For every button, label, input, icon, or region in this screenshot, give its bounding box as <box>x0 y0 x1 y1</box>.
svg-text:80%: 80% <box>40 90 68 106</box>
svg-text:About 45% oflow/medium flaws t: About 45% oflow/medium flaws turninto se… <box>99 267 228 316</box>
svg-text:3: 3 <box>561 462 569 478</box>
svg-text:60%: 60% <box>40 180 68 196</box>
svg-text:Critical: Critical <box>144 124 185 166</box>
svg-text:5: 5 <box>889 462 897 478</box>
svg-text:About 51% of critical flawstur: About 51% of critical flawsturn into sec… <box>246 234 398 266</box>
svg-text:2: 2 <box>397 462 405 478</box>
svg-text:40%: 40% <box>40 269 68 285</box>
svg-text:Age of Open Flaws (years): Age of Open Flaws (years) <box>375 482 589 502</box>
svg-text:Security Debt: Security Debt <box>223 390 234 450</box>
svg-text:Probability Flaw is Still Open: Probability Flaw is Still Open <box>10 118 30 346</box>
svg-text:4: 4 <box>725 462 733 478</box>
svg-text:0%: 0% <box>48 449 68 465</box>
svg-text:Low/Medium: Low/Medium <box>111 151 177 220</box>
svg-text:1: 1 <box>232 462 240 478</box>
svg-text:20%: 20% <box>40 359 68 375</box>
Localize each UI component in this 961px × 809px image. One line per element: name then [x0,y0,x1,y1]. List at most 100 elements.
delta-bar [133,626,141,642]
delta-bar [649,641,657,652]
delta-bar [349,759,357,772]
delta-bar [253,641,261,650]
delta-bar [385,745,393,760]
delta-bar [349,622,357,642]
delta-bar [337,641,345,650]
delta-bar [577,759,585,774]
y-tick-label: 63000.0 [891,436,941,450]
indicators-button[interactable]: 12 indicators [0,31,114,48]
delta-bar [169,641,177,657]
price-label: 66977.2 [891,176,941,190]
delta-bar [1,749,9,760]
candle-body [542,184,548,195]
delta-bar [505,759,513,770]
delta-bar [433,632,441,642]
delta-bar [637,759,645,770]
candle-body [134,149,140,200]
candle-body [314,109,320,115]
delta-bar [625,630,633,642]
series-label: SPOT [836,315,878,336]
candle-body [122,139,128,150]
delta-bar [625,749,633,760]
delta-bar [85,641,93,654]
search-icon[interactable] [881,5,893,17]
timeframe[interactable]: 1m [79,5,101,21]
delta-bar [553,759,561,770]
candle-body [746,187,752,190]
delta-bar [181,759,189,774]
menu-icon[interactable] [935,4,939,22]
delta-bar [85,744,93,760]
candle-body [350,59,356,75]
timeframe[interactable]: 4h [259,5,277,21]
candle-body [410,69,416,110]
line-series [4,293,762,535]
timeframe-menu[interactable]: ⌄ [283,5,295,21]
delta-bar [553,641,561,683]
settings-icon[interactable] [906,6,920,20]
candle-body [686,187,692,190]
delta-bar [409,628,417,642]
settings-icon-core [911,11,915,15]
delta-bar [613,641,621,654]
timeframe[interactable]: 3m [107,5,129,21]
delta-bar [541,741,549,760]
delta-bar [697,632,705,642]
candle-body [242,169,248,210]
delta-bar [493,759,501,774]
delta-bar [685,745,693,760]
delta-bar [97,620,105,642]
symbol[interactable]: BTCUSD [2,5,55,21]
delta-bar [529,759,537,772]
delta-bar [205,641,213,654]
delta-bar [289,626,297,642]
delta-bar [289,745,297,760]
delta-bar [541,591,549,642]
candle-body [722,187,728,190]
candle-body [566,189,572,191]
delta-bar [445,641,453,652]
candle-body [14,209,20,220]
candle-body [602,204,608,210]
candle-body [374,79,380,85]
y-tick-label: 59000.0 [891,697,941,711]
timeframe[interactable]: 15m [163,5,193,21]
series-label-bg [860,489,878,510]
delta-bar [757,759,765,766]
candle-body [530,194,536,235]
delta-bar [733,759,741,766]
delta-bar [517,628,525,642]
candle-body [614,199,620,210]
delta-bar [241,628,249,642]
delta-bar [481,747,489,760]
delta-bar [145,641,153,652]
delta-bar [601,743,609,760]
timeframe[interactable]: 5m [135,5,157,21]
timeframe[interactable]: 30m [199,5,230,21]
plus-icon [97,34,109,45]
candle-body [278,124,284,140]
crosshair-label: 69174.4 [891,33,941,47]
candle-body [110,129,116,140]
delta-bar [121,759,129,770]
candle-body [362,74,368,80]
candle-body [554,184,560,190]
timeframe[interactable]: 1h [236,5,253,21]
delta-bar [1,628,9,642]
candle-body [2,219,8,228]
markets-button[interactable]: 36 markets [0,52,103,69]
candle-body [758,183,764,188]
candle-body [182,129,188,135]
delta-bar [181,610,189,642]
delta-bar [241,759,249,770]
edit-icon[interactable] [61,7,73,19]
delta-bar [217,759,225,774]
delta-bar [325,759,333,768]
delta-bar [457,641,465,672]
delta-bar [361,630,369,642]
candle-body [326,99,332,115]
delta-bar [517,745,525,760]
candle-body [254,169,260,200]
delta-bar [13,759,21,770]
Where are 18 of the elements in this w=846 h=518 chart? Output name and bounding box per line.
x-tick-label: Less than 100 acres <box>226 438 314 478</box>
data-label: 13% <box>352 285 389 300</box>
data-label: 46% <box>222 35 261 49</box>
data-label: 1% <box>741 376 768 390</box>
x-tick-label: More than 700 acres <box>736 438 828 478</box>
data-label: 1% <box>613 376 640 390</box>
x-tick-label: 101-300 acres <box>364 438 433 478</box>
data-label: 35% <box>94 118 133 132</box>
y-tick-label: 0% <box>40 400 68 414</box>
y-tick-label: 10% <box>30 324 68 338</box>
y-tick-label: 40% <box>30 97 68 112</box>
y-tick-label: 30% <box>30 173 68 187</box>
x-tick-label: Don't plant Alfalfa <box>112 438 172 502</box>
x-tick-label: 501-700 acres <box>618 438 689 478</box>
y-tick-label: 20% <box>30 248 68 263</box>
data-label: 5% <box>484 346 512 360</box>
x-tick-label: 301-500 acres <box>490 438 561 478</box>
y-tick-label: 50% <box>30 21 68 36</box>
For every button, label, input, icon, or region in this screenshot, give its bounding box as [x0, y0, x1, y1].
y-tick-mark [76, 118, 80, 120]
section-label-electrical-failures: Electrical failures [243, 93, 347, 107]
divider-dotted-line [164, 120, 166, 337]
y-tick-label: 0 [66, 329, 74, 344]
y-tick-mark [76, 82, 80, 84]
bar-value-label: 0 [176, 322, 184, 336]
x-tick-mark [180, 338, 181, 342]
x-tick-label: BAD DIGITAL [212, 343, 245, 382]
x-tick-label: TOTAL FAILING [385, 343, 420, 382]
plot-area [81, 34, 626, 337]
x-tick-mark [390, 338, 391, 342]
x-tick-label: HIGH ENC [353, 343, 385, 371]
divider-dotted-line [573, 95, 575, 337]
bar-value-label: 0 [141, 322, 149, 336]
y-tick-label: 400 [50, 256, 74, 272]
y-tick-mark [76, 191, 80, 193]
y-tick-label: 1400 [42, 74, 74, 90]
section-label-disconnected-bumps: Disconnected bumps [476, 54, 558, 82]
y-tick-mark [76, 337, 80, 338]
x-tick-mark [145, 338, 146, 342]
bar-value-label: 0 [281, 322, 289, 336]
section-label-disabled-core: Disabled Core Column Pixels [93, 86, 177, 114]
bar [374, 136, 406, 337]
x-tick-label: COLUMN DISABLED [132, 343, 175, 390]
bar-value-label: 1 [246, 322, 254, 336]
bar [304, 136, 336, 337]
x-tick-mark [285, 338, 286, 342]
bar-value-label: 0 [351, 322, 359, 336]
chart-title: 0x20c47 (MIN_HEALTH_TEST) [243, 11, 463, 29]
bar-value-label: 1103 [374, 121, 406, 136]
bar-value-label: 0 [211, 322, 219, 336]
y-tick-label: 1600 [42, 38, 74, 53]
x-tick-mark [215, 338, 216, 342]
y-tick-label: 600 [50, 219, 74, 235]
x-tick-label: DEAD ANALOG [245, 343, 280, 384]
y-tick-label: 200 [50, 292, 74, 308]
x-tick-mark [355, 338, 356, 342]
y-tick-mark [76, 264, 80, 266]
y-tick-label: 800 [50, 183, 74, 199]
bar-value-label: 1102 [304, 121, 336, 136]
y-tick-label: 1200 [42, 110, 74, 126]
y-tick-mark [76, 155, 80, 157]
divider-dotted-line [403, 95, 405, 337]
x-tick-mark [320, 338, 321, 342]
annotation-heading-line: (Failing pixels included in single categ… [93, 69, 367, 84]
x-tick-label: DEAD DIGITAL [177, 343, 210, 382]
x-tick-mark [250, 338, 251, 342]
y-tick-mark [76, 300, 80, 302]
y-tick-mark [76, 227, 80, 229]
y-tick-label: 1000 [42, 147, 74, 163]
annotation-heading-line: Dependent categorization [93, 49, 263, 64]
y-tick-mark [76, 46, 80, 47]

==========

> Wat te doen:
Zet de vermeldingen vanaf het begin tot en met de regel met "svg-text:60%: 60% <box>40 180 68 196</box>" om in een genummerde lijst en laat lege regels weg.

> Uitwerking opdracht:
1. For every button, label, input, icon, or region in this screenshot, give its bounding box as <box>x0 y0 x1 y1</box>.
2. svg-text:80%: 80% <box>40 90 68 106</box>
3. svg-text:About 45% oflow/medium flaws t: About 45% oflow/medium flaws turninto se… <box>99 267 228 316</box>
4. svg-text:3: 3 <box>561 462 569 478</box>
5. svg-text:60%: 60% <box>40 180 68 196</box>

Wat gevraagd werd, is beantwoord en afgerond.